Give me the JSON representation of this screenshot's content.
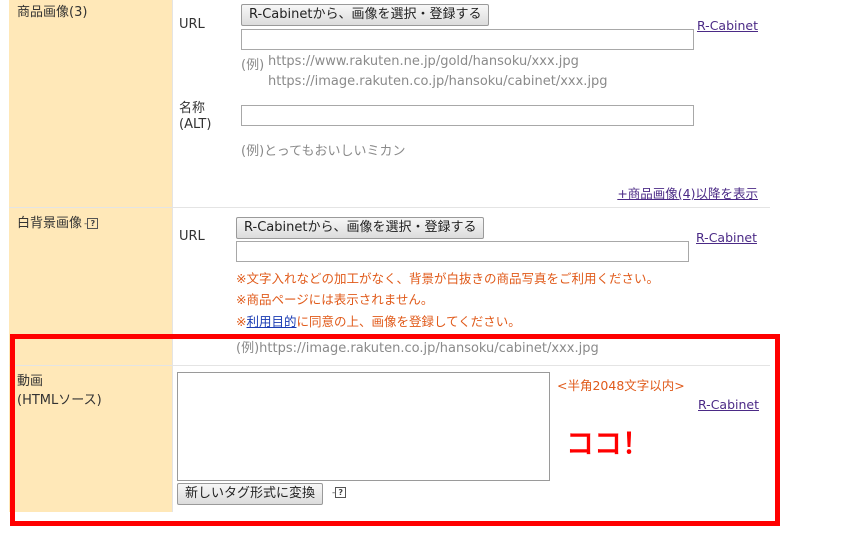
{
  "image3": {
    "label": "商品画像(3)",
    "url_label": "URL",
    "select_button": "R-Cabinetから、画像を選択・登録する",
    "url_value": "",
    "rcabinet_link": "R-Cabinet",
    "example_prefix": "(例)",
    "example_url_1": "https://www.rakuten.ne.jp/gold/hansoku/xxx.jpg",
    "example_url_2": "https://image.rakuten.co.jp/hansoku/cabinet/xxx.jpg",
    "alt_label_1": "名称",
    "alt_label_2": "(ALT)",
    "alt_value": "",
    "alt_example": "(例)とってもおいしいミカン",
    "show_more_link": "+商品画像(4)以降を表示"
  },
  "white_bg": {
    "label": "白背景画像",
    "help_icon": "help-question-icon",
    "url_label": "URL",
    "select_button": "R-Cabinetから、画像を選択・登録する",
    "url_value": "",
    "rcabinet_link": "R-Cabinet",
    "warning_1": "※文字入れなどの加工がなく、背景が白抜きの商品写真をご利用ください。",
    "warning_2": "※商品ページには表示されません。",
    "warning_3_prefix": "※",
    "usage_link": "利用目的",
    "warning_3_suffix": "に同意の上、画像を登録してください。",
    "example": "(例)https://image.rakuten.co.jp/hansoku/cabinet/xxx.jpg"
  },
  "video": {
    "label_1": "動画",
    "label_2": "(HTMLソース)",
    "textarea_value": "",
    "char_limit": "<半角2048文字以内>",
    "rcabinet_link": "R-Cabinet",
    "annotation": "ココ！",
    "convert_button": "新しいタグ形式に変換",
    "help_icon": "help-question-icon"
  },
  "colors": {
    "label_bg": "#ffe8b8",
    "highlight": "#ff0000",
    "warning": "#e05a1a"
  }
}
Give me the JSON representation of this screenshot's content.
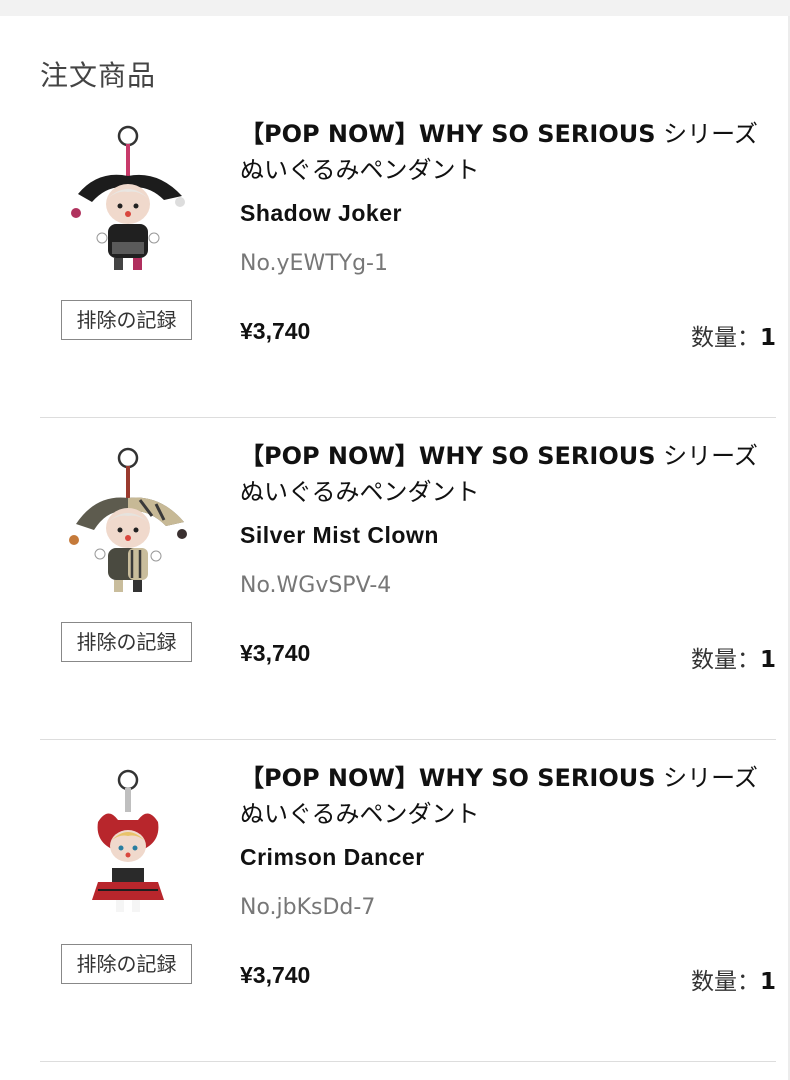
{
  "order": {
    "section_title": "注文商品",
    "exclude_label": "排除の記録",
    "qty_label": "数量：",
    "items": [
      {
        "title_en": "【POP NOW】WHY SO SERIOUS",
        "title_jp": " シリーズ ぬいぐるみペンダント",
        "variant": "Shadow Joker",
        "sku": "No.yEWTYg-1",
        "price": "¥3,740",
        "qty": "1"
      },
      {
        "title_en": "【POP NOW】WHY SO SERIOUS",
        "title_jp": " シリーズ ぬいぐるみペンダント",
        "variant": "Silver Mist Clown",
        "sku": "No.WGvSPV-4",
        "price": "¥3,740",
        "qty": "1"
      },
      {
        "title_en": "【POP NOW】WHY SO SERIOUS",
        "title_jp": " シリーズ ぬいぐるみペンダント",
        "variant": "Crimson Dancer",
        "sku": "No.jbKsDd-7",
        "price": "¥3,740",
        "qty": "1"
      }
    ]
  },
  "colors": {
    "text": "#111111",
    "muted": "#777777",
    "divider": "#dddddd"
  }
}
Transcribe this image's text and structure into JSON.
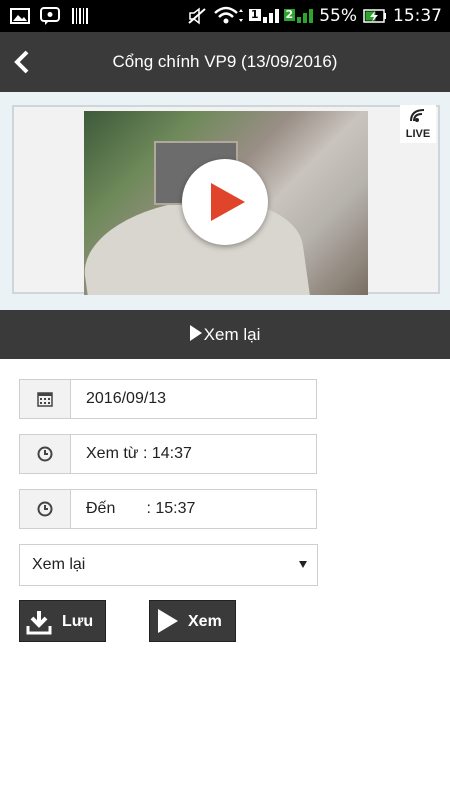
{
  "status_bar": {
    "battery": "55%",
    "time": "15:37",
    "sim1": "1",
    "sim2": "2",
    "icons": [
      "image-icon",
      "chat-icon",
      "barcode-icon",
      "mute-icon",
      "wifi-icon",
      "signal-icon",
      "battery-charging-icon"
    ]
  },
  "header": {
    "title": "Cổng chính VP9 (13/09/2016)",
    "back_icon": "chevron-left-icon"
  },
  "video": {
    "live_label": "LIVE",
    "play_icon": "play-icon",
    "accent": "#e0452c"
  },
  "replay_bar": {
    "label": "Xem lại"
  },
  "form": {
    "date": "2016/09/13",
    "from": "Xem từ : 14:37",
    "to": "Đến       : 15:37",
    "mode_selected": "Xem lại"
  },
  "actions": {
    "save_label": "Lưu",
    "view_label": "Xem"
  },
  "colors": {
    "bar": "#3a3a3a",
    "video_bg": "#eaf2f6"
  }
}
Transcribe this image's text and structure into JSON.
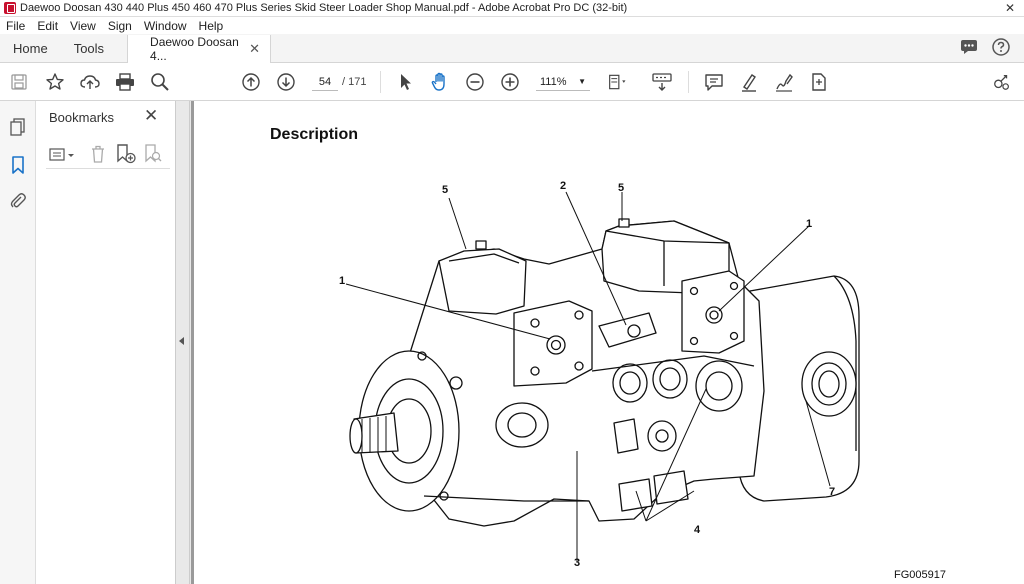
{
  "window": {
    "title": "Daewoo Doosan 430 440 Plus 450 460 470 Plus Series Skid Steer Loader Shop Manual.pdf - Adobe Acrobat Pro DC (32-bit)",
    "close_glyph": "✕"
  },
  "menu": {
    "items": [
      "File",
      "Edit",
      "View",
      "Sign",
      "Window",
      "Help"
    ]
  },
  "tabs": {
    "home": "Home",
    "tools": "Tools",
    "document": "Daewoo Doosan 4...",
    "document_close": "✕"
  },
  "toolbar": {
    "current_page": "54",
    "total_pages": "/  171",
    "zoom": "111%"
  },
  "bookmarks": {
    "title": "Bookmarks",
    "close_glyph": "✕"
  },
  "page": {
    "heading": "Description",
    "figure_code": "FG005917",
    "callouts": [
      "5",
      "2",
      "5",
      "1",
      "1",
      "7",
      "4",
      "3"
    ]
  },
  "colors": {
    "accent_blue": "#1a73c8",
    "app_red": "#c8102e",
    "viewer_bg": "#9a9a9a"
  },
  "icons": {
    "titlebar": "acrobat-app-icon",
    "toolbar": [
      "save-icon",
      "bookmark-star-icon",
      "upload-cloud-icon",
      "print-icon",
      "find-icon",
      "prev-page-icon",
      "next-page-icon",
      "select-pointer-icon",
      "hand-tool-icon",
      "zoom-out-icon",
      "zoom-in-icon",
      "page-fit-icon",
      "keyboard-icon",
      "comment-icon",
      "highlight-icon",
      "sign-icon",
      "share-file-icon",
      "share-link-icon"
    ],
    "rail": [
      "page-thumbnails-icon",
      "bookmarks-icon",
      "attachments-icon"
    ]
  }
}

-- Task instructions --
Write out the data precisely as given, excluding the pictures.

-- Correct answer --
Give me the JSON representation of this screenshot's content.
{
  "image3": {
    "label": "商品画像(3)",
    "url_label": "URL",
    "select_button": "R-Cabinetから、画像を選択・登録する",
    "url_value": "",
    "rcabinet_link": "R-Cabinet",
    "example_prefix": "(例)",
    "example_url_1": "https://www.rakuten.ne.jp/gold/hansoku/xxx.jpg",
    "example_url_2": "https://image.rakuten.co.jp/hansoku/cabinet/xxx.jpg",
    "alt_label_1": "名称",
    "alt_label_2": "(ALT)",
    "alt_value": "",
    "alt_example": "(例)とってもおいしいミカン",
    "show_more_link": "+商品画像(4)以降を表示"
  },
  "white_bg": {
    "label": "白背景画像",
    "help_icon": "help-question-icon",
    "url_label": "URL",
    "select_button": "R-Cabinetから、画像を選択・登録する",
    "url_value": "",
    "rcabinet_link": "R-Cabinet",
    "warning_1": "※文字入れなどの加工がなく、背景が白抜きの商品写真をご利用ください。",
    "warning_2": "※商品ページには表示されません。",
    "warning_3_prefix": "※",
    "usage_link": "利用目的",
    "warning_3_suffix": "に同意の上、画像を登録してください。",
    "example": "(例)https://image.rakuten.co.jp/hansoku/cabinet/xxx.jpg"
  },
  "video": {
    "label_1": "動画",
    "label_2": "(HTMLソース)",
    "textarea_value": "",
    "char_limit": "<半角2048文字以内>",
    "rcabinet_link": "R-Cabinet",
    "annotation": "ココ！",
    "convert_button": "新しいタグ形式に変換",
    "help_icon": "help-question-icon"
  },
  "colors": {
    "label_bg": "#ffe8b8",
    "highlight": "#ff0000",
    "warning": "#e05a1a"
  }
}
Give me the JSON representation of this screenshot's content.
{
  "order": {
    "section_title": "注文商品",
    "exclude_label": "排除の記録",
    "qty_label": "数量：",
    "items": [
      {
        "title_en": "【POP NOW】WHY SO SERIOUS",
        "title_jp": " シリーズ ぬいぐるみペンダント",
        "variant": "Shadow Joker",
        "sku": "No.yEWTYg-1",
        "price": "¥3,740",
        "qty": "1"
      },
      {
        "title_en": "【POP NOW】WHY SO SERIOUS",
        "title_jp": " シリーズ ぬいぐるみペンダント",
        "variant": "Silver Mist Clown",
        "sku": "No.WGvSPV-4",
        "price": "¥3,740",
        "qty": "1"
      },
      {
        "title_en": "【POP NOW】WHY SO SERIOUS",
        "title_jp": " シリーズ ぬいぐるみペンダント",
        "variant": "Crimson Dancer",
        "sku": "No.jbKsDd-7",
        "price": "¥3,740",
        "qty": "1"
      }
    ]
  },
  "colors": {
    "text": "#111111",
    "muted": "#777777",
    "divider": "#dddddd"
  }
}
Transcribe this image's text and structure into JSON.
{
  "status_bar": {
    "battery": "55%",
    "time": "15:37",
    "sim1": "1",
    "sim2": "2",
    "icons": [
      "image-icon",
      "chat-icon",
      "barcode-icon",
      "mute-icon",
      "wifi-icon",
      "signal-icon",
      "battery-charging-icon"
    ]
  },
  "header": {
    "title": "Cổng chính VP9 (13/09/2016)",
    "back_icon": "chevron-left-icon"
  },
  "video": {
    "live_label": "LIVE",
    "play_icon": "play-icon",
    "accent": "#e0452c"
  },
  "replay_bar": {
    "label": "Xem lại"
  },
  "form": {
    "date": "2016/09/13",
    "from": "Xem từ : 14:37",
    "to": "Đến       : 15:37",
    "mode_selected": "Xem lại"
  },
  "actions": {
    "save_label": "Lưu",
    "view_label": "Xem"
  },
  "colors": {
    "bar": "#3a3a3a",
    "video_bg": "#eaf2f6"
  }
}
Transcribe this image's text and structure into JSON.
{
  "window": {
    "title": "Daewoo Doosan 430 440 Plus 450 460 470 Plus Series Skid Steer Loader Shop Manual.pdf - Adobe Acrobat Pro DC (32-bit)",
    "close_glyph": "✕"
  },
  "menu": {
    "items": [
      "File",
      "Edit",
      "View",
      "Sign",
      "Window",
      "Help"
    ]
  },
  "tabs": {
    "home": "Home",
    "tools": "Tools",
    "document": "Daewoo Doosan 4...",
    "document_close": "✕"
  },
  "toolbar": {
    "current_page": "54",
    "total_pages": "/  171",
    "zoom": "111%"
  },
  "bookmarks": {
    "title": "Bookmarks",
    "close_glyph": "✕"
  },
  "page": {
    "heading": "Description",
    "figure_code": "FG005917",
    "callouts": [
      "5",
      "2",
      "5",
      "1",
      "1",
      "7",
      "4",
      "3"
    ]
  },
  "colors": {
    "accent_blue": "#1a73c8",
    "app_red": "#c8102e",
    "viewer_bg": "#9a9a9a"
  },
  "icons": {
    "titlebar": "acrobat-app-icon",
    "toolbar": [
      "save-icon",
      "bookmark-star-icon",
      "upload-cloud-icon",
      "print-icon",
      "find-icon",
      "prev-page-icon",
      "next-page-icon",
      "select-pointer-icon",
      "hand-tool-icon",
      "zoom-out-icon",
      "zoom-in-icon",
      "page-fit-icon",
      "keyboard-icon",
      "comment-icon",
      "highlight-icon",
      "sign-icon",
      "share-file-icon",
      "share-link-icon"
    ],
    "rail": [
      "page-thumbnails-icon",
      "bookmarks-icon",
      "attachments-icon"
    ]
  }
}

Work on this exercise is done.